**TASK INSTRUCTIONS:** Wherever the word "Explorer" appears in the entries, copy the whole line.

BEGIN DATASET CONTENT

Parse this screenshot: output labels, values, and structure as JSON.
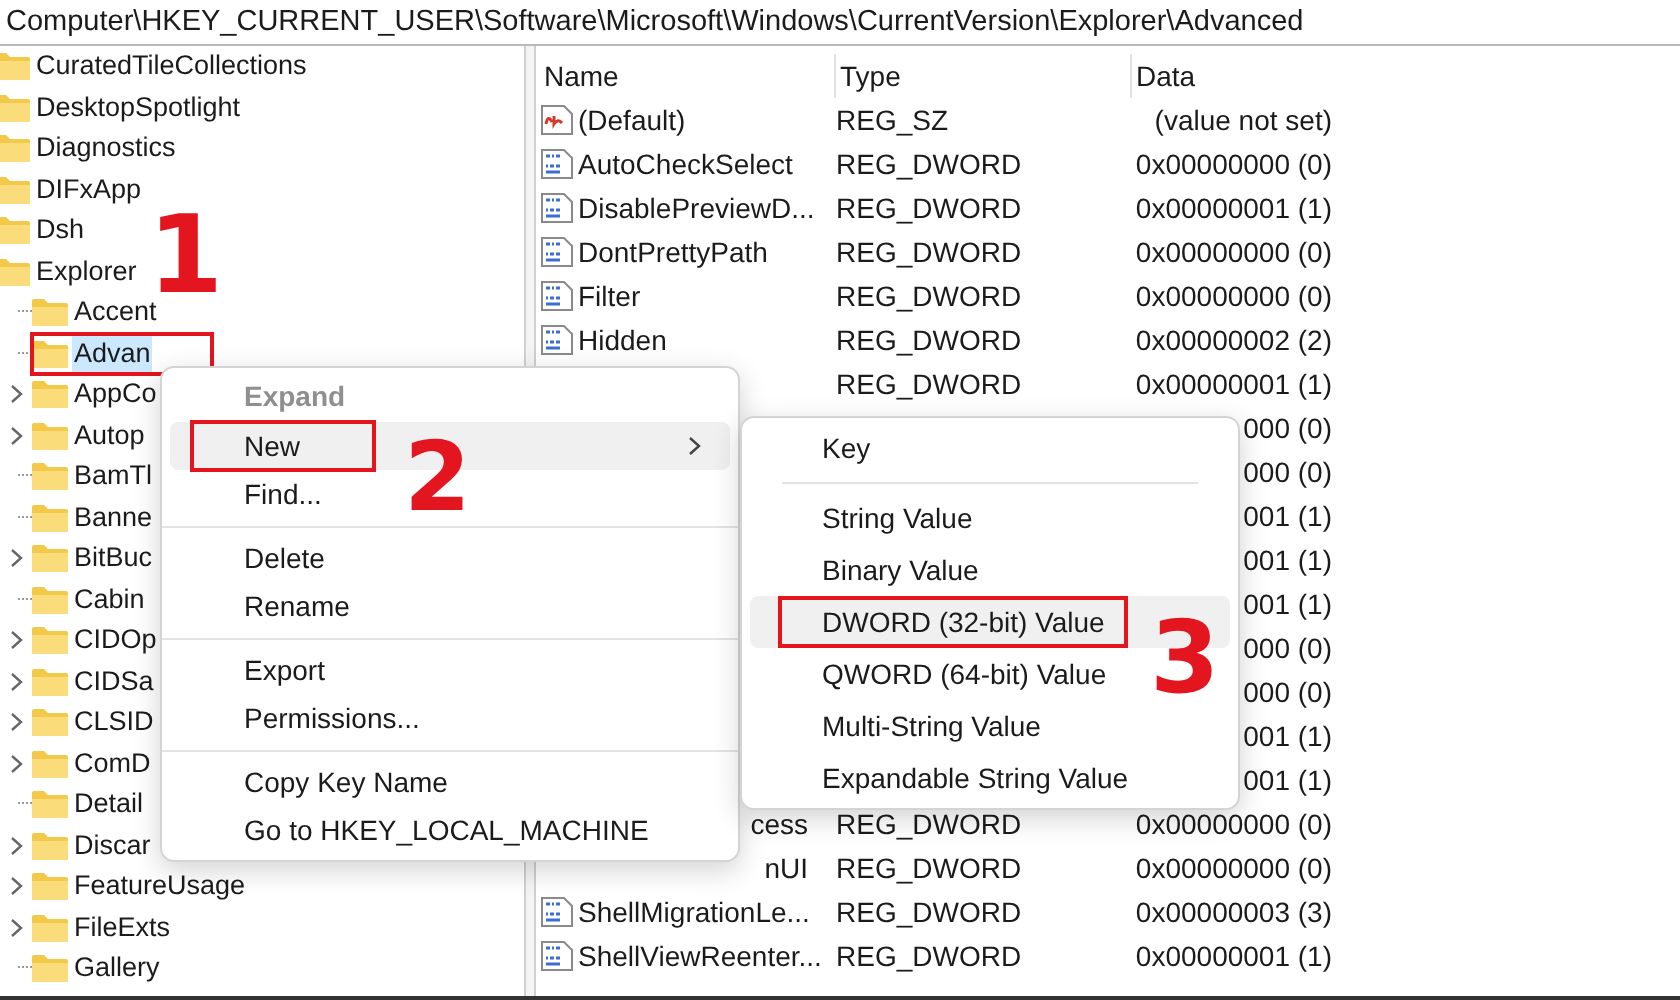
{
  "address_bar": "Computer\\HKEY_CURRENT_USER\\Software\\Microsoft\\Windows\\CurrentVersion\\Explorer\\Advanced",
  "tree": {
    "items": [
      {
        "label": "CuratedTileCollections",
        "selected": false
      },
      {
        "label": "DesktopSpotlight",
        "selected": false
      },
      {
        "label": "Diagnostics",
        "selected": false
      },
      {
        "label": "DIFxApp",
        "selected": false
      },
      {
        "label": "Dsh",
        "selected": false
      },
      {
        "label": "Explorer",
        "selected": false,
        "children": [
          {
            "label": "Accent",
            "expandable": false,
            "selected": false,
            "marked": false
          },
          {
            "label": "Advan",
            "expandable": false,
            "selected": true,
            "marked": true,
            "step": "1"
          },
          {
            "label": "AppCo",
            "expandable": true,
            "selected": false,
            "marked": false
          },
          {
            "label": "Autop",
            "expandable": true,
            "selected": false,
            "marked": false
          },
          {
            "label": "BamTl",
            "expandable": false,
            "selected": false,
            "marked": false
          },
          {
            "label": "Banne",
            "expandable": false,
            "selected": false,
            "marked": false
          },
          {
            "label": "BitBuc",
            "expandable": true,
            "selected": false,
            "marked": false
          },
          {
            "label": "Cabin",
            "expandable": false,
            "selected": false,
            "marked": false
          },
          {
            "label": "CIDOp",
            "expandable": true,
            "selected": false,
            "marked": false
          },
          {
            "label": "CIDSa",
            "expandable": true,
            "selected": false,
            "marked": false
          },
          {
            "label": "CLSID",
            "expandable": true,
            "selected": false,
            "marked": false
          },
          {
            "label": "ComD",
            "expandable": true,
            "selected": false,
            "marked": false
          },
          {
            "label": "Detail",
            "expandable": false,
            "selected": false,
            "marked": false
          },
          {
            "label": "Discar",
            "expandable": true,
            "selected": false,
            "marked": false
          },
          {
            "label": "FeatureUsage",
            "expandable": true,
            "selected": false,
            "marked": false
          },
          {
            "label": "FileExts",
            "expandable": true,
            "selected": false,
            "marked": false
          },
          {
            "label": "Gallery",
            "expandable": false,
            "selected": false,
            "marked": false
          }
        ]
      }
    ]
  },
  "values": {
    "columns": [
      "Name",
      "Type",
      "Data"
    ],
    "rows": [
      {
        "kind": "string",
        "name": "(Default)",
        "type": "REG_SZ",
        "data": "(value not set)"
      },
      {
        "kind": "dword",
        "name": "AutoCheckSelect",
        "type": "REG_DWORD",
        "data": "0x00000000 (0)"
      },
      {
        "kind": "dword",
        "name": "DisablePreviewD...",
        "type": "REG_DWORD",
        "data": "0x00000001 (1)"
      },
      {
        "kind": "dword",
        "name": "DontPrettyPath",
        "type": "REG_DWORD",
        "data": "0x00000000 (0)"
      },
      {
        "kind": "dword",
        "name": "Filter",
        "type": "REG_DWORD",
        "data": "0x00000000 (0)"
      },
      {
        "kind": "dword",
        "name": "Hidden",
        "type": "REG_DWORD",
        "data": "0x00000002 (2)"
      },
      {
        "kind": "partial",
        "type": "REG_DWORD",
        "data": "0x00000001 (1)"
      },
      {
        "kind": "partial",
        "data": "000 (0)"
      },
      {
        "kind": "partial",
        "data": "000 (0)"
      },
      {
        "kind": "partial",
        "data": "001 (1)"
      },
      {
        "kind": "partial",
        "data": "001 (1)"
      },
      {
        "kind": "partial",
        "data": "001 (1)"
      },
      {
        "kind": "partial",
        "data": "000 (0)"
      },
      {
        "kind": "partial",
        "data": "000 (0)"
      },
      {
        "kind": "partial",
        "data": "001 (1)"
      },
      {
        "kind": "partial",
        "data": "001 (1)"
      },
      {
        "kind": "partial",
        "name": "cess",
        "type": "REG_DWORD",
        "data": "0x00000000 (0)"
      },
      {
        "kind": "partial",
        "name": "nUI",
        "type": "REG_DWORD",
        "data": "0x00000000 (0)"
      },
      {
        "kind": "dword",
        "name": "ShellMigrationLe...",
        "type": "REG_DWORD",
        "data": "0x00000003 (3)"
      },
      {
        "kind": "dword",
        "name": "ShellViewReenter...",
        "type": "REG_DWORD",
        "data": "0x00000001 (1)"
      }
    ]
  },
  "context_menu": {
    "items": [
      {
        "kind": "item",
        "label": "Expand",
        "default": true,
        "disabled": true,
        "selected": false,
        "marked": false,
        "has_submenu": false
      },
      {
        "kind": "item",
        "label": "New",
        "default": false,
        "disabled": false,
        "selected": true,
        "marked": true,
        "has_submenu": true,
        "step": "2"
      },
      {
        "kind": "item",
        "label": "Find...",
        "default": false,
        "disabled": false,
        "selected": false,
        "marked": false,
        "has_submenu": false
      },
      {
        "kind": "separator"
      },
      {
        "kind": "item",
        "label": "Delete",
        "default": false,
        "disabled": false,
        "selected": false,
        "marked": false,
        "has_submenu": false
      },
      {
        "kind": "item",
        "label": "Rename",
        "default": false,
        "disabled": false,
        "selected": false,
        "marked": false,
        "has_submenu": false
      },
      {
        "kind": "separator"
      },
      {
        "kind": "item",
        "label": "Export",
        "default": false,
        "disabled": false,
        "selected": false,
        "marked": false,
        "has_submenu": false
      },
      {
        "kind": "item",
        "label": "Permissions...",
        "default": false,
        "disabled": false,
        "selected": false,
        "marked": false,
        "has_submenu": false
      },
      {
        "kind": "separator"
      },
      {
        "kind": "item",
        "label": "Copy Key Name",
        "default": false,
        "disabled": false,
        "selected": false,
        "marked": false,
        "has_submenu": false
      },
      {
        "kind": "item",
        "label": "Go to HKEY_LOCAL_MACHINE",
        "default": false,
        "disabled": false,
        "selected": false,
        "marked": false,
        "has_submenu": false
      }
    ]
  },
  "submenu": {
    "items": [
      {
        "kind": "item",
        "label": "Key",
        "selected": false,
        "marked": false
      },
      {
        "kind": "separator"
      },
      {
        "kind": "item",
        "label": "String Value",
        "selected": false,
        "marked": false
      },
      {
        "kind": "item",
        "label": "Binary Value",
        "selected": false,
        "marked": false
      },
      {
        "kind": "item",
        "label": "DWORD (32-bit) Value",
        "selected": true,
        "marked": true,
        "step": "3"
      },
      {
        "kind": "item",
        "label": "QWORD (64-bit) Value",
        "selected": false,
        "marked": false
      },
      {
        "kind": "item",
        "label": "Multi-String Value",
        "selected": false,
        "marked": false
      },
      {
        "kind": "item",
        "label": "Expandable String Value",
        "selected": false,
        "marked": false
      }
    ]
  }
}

END DATASET CONTENT
BEGIN DATASET CONTENT

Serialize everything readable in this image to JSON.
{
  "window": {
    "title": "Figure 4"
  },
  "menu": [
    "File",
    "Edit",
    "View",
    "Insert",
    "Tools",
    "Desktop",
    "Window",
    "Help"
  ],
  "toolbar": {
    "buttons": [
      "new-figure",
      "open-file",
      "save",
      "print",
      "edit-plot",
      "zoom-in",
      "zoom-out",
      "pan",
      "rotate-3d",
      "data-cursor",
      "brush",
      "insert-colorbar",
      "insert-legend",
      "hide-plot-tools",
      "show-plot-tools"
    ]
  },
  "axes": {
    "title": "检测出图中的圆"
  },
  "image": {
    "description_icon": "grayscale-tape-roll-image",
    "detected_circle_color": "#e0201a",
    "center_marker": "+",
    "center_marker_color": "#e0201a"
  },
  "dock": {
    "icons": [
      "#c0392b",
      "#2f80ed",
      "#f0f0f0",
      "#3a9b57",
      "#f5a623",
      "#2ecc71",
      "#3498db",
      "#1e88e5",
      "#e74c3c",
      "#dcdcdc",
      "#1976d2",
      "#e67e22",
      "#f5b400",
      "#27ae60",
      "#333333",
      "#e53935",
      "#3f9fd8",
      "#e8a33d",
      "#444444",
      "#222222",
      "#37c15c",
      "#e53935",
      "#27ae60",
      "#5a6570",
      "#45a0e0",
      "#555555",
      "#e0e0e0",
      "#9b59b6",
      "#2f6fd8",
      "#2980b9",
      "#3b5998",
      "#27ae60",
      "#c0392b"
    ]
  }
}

END DATASET CONTENT

**TASK RESPONSE:**
  "address_bar": "Computer\\HKEY_CURRENT_USER\\Software\\Microsoft\\Windows\\CurrentVersion\\Explorer\\Advanced",
        "label": "Explorer",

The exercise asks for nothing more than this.